* _PROVIDED DATA_
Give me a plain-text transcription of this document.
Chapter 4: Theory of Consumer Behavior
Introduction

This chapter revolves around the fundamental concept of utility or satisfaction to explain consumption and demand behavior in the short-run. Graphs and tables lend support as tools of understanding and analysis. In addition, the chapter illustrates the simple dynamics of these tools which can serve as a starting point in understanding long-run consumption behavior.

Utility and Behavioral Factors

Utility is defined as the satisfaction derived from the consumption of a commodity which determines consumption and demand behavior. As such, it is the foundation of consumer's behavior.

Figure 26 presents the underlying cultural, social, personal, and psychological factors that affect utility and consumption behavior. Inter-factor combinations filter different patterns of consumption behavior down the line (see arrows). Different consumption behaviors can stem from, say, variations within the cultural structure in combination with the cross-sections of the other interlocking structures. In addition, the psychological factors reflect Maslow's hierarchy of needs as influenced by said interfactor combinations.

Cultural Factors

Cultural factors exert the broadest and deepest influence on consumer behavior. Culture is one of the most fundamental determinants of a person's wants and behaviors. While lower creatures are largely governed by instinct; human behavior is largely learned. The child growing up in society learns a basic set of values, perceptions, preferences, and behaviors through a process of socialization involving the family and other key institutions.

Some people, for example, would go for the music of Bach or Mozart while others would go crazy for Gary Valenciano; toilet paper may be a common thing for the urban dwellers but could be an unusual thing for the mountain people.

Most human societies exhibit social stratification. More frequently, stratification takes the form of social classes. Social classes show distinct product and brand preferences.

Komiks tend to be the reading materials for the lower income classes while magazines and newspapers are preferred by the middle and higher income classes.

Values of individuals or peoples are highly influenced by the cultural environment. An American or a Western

* _WRITTEN TASK_
Keep only the lines that hold the string "demand", and copy them out.

* _RESPONSE TO THIS EXERCISE_
This chapter revolves around the fundamental concept of utility or satisfaction to explain consumption and demand behavior in the short-run. Graphs and tables lend support as tools of understanding and analysis. In addition, the chapter illustrates the simple dynamics of these tools which can serve as a starting point in understanding long-run consumption behavior.
Utility is defined as the satisfaction derived from the consumption of a commodity which determines consumption and demand behavior. As such, it is the foundation of consumer's behavior.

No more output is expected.